● Exercise instructions
In the entries below, count every line with the word "drones". Return only the count.

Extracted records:

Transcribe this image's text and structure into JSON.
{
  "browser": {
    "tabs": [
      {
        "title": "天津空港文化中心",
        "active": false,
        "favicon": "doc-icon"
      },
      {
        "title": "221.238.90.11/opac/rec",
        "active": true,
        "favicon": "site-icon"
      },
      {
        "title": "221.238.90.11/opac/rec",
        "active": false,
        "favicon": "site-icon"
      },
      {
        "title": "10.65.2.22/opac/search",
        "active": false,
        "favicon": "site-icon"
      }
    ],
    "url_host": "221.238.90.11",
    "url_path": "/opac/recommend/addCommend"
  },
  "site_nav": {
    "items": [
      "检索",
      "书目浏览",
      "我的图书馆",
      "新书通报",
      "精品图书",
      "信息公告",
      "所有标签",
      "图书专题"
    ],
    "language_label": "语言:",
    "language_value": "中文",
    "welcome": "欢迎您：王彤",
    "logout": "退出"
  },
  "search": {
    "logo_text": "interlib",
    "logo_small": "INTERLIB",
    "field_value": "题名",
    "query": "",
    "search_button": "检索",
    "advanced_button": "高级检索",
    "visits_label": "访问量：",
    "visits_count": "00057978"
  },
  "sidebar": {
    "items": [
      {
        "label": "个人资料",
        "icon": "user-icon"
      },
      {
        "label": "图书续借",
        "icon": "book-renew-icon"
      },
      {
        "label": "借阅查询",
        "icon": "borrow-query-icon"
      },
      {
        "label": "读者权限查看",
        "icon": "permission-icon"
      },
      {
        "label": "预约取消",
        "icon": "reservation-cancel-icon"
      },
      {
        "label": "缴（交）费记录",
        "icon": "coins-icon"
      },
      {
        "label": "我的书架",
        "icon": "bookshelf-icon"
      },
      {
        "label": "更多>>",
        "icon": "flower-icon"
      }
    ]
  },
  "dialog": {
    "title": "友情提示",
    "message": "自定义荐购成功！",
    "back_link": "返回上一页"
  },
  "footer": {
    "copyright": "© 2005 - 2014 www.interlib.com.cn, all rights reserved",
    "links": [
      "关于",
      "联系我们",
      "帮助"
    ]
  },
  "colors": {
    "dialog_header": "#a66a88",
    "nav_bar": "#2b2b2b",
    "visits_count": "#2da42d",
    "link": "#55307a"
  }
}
--
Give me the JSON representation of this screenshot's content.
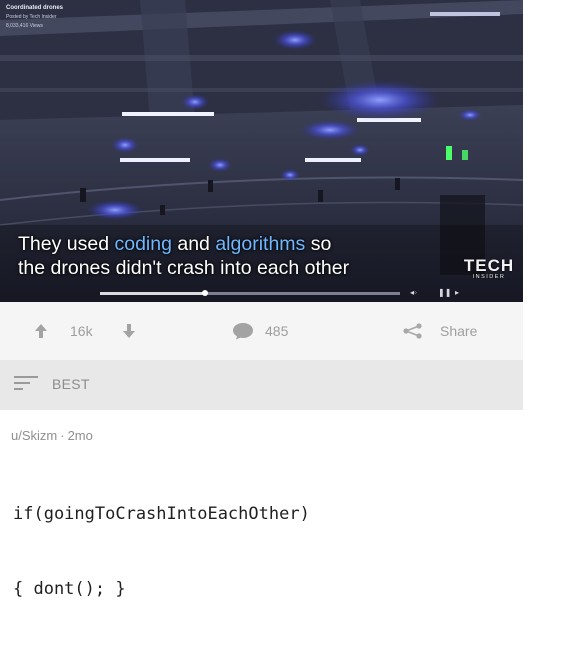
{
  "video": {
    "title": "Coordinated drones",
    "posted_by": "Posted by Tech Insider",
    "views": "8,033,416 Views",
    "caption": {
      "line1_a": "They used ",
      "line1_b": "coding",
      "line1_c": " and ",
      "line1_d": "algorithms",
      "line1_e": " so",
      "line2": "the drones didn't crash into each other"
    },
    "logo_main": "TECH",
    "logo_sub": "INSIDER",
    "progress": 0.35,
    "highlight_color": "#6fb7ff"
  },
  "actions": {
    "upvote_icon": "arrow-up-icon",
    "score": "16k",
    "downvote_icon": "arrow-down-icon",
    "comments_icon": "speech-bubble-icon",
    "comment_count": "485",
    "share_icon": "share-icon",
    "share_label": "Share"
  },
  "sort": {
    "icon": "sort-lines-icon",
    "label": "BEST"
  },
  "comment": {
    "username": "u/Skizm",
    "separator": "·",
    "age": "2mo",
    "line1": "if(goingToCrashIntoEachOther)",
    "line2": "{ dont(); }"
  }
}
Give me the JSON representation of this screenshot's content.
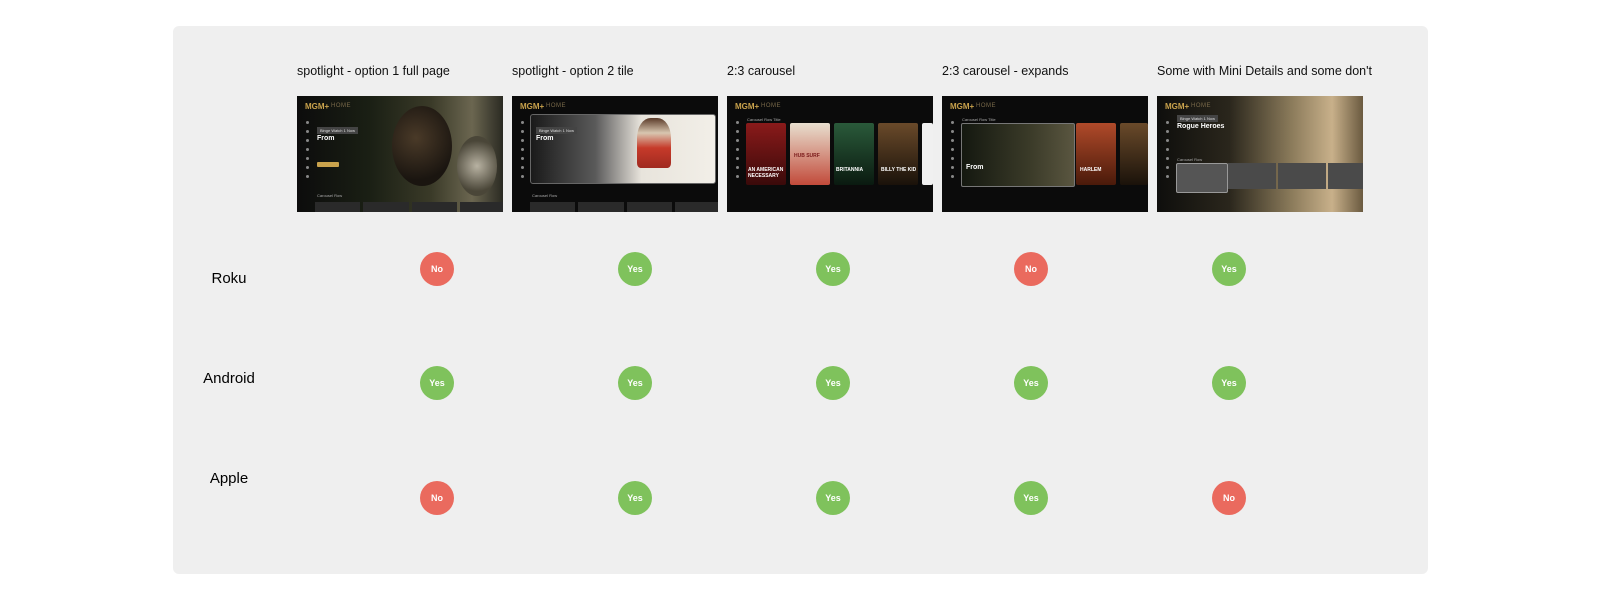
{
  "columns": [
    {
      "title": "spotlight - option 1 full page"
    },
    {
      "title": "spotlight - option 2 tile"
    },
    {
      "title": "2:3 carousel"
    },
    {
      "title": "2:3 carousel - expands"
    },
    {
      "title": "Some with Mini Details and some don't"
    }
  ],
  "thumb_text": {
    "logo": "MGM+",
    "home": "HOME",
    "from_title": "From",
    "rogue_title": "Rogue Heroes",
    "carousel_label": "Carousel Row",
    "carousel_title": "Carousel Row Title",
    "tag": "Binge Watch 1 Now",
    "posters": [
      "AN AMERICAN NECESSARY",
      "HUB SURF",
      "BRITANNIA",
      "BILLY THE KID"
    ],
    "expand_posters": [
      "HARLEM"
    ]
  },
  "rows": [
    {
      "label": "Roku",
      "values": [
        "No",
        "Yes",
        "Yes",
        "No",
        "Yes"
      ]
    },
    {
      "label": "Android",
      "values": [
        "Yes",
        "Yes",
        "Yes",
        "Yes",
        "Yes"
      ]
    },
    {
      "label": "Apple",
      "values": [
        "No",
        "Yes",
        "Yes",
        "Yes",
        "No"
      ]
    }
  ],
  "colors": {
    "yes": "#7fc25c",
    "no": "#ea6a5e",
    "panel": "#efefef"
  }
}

● Exercise solution
2